GIVEN INSTRUCTION
Wherever the string "Sessions" appears in the listing, copy that line.

DATA PROVIDED
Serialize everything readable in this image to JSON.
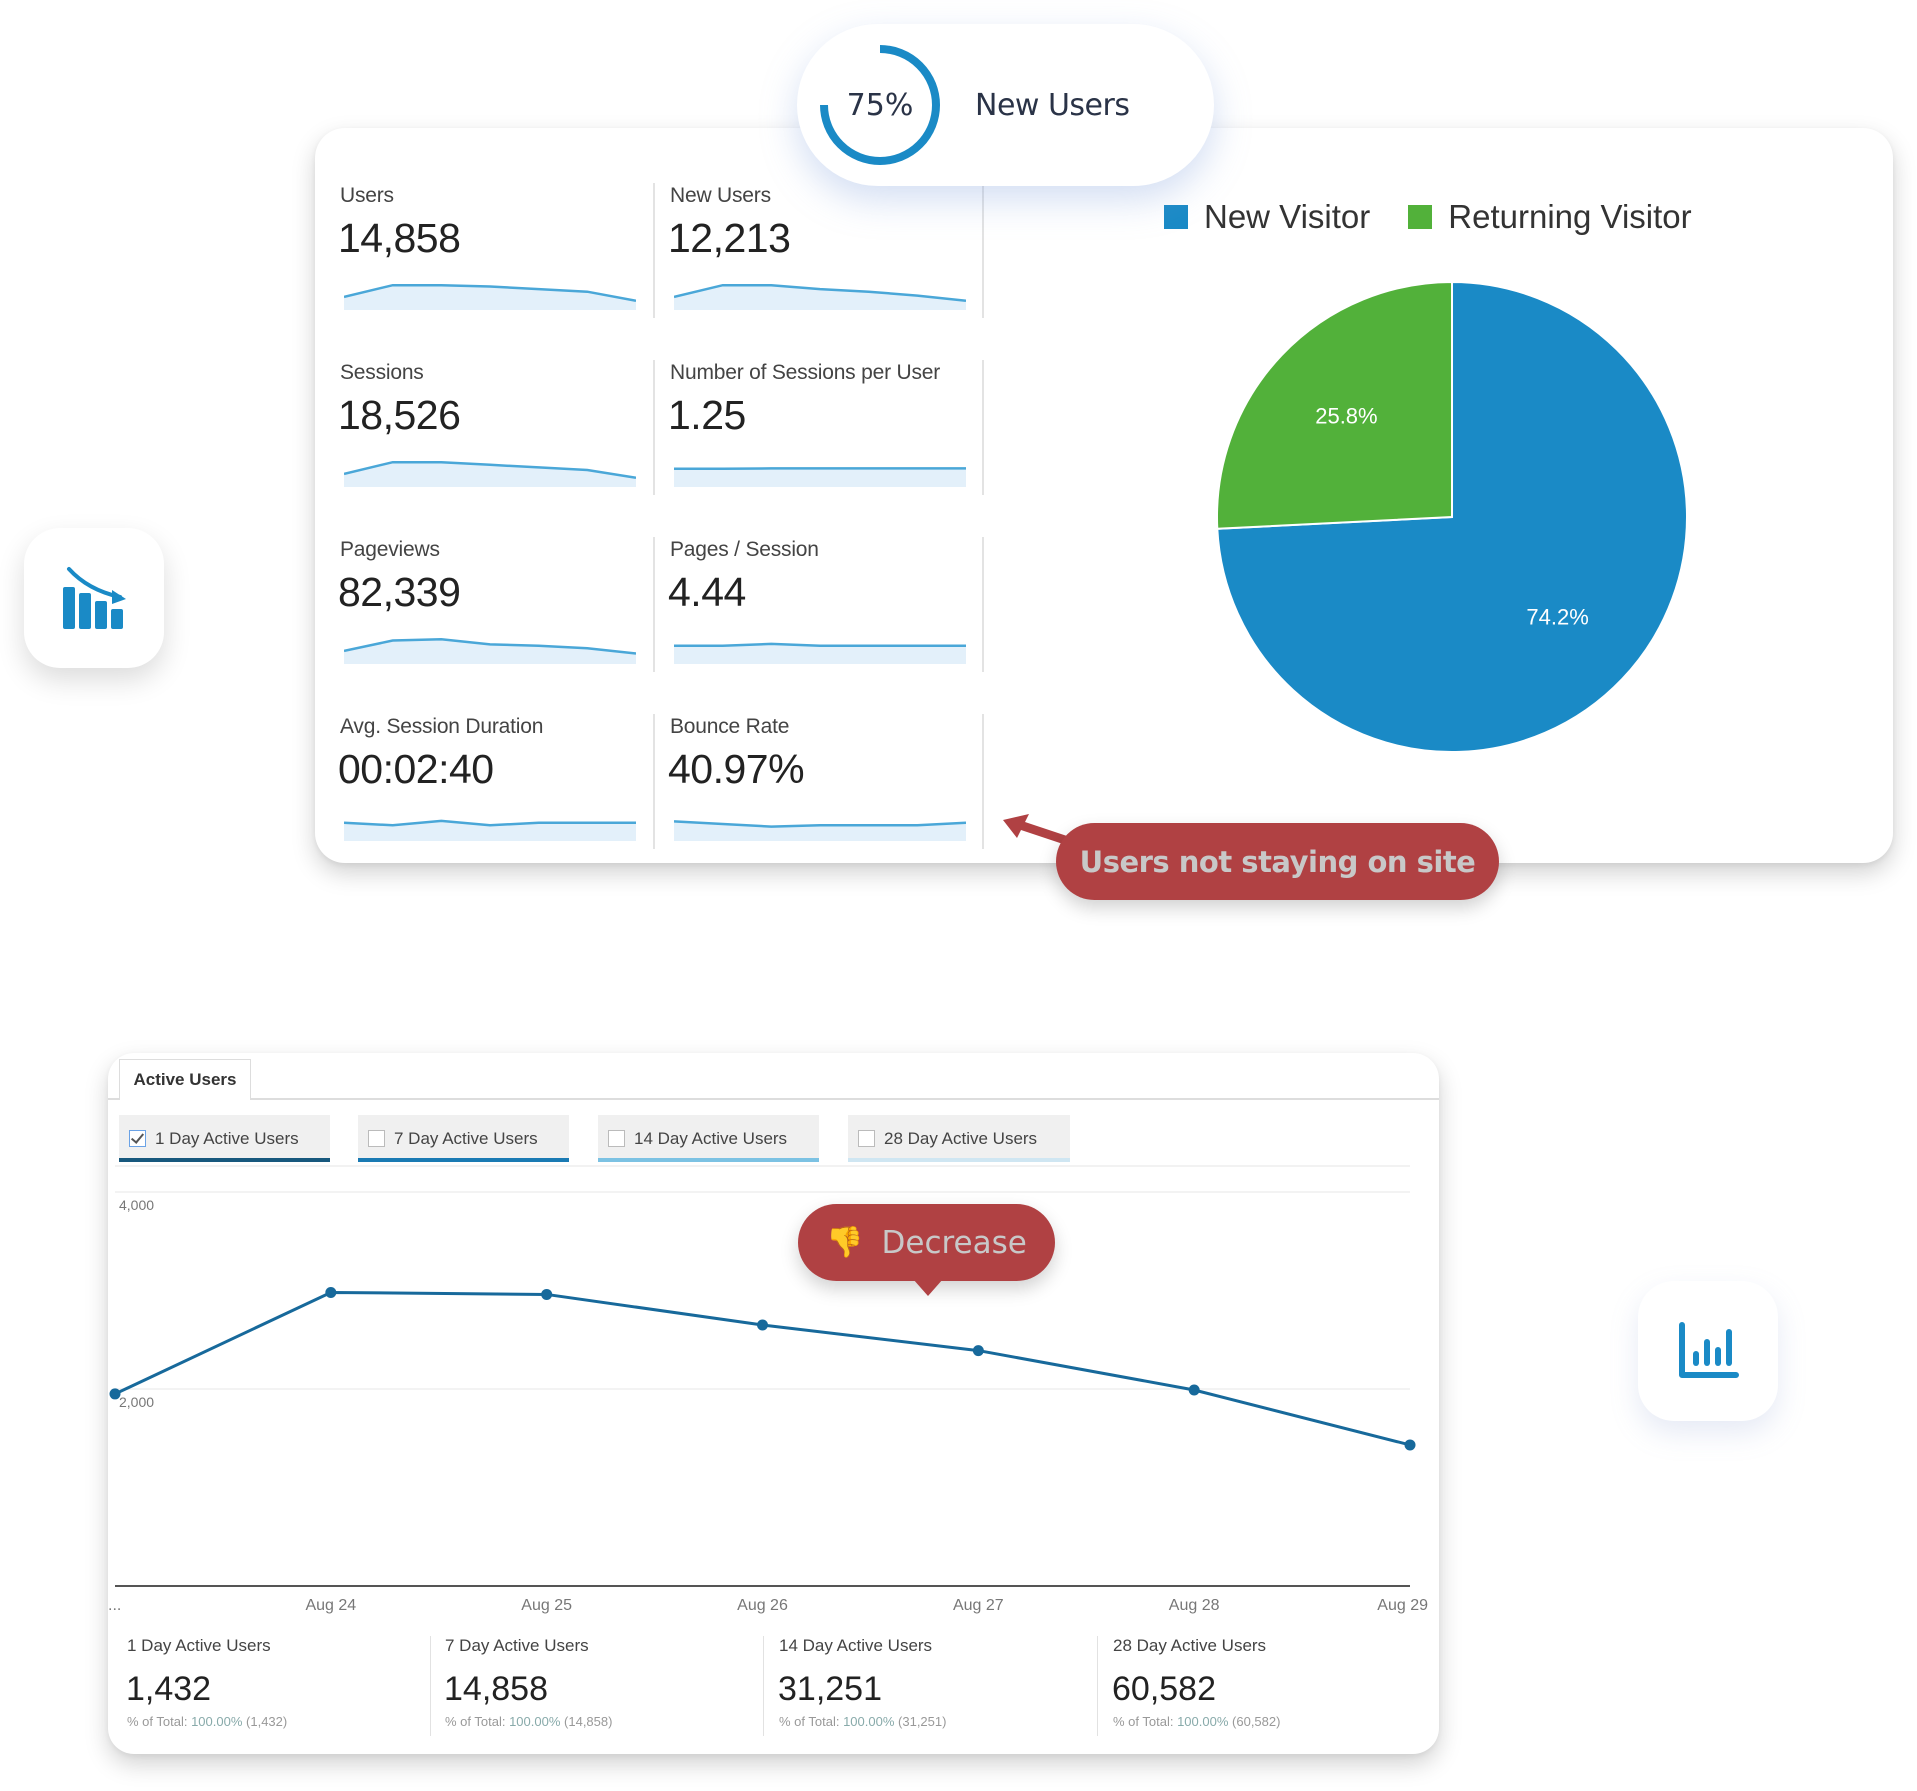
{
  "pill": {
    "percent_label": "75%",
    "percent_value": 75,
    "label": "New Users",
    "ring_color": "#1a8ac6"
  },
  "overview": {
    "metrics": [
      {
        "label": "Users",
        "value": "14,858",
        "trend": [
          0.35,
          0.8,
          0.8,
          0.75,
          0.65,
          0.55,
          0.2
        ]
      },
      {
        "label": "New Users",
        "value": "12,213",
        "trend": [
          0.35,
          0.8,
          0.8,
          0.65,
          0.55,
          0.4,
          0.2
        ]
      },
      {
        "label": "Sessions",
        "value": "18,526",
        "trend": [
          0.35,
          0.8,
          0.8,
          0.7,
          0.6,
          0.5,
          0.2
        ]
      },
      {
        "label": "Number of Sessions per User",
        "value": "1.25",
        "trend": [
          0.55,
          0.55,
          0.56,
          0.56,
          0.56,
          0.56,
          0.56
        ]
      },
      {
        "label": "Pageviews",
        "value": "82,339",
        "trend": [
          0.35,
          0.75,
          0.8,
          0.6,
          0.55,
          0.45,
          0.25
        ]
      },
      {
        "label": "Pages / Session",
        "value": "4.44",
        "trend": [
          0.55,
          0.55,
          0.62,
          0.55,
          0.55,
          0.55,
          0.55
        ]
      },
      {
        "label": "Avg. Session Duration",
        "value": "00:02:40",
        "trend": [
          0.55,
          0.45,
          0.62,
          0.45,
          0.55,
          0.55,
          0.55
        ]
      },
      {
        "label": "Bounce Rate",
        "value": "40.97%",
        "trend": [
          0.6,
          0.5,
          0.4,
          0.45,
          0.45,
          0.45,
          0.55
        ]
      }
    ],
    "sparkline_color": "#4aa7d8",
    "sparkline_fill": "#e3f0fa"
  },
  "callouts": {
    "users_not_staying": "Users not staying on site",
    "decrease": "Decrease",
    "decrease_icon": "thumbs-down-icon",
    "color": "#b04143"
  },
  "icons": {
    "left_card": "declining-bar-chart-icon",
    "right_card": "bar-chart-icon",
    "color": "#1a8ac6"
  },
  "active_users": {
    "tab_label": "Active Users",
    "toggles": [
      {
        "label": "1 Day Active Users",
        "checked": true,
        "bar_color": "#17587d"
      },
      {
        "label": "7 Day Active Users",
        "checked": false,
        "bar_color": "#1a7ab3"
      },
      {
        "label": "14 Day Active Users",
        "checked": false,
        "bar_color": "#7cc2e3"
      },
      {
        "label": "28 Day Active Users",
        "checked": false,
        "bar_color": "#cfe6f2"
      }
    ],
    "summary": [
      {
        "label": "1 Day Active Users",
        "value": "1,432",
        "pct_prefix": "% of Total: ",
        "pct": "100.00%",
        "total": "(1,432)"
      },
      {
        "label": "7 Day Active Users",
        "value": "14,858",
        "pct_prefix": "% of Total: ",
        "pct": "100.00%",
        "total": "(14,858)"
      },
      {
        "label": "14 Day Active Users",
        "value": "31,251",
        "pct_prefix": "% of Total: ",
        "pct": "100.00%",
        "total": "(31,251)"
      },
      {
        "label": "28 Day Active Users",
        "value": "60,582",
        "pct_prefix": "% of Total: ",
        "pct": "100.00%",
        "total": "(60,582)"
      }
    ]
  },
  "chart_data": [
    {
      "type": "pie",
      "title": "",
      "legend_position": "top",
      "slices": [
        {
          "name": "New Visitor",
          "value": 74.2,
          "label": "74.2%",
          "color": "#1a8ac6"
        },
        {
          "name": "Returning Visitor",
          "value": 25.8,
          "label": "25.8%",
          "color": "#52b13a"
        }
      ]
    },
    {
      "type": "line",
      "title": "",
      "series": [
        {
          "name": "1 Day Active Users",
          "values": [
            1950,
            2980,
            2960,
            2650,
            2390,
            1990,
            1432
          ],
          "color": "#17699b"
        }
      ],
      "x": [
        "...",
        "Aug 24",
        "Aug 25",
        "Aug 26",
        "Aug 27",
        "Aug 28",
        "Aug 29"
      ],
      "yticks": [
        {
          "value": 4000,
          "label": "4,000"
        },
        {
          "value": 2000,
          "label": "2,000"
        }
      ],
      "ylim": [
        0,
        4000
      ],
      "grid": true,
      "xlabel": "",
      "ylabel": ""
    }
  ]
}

SOLUTION TO THIS TASK
        "label": "Sessions",
        "label": "Number of Sessions per User",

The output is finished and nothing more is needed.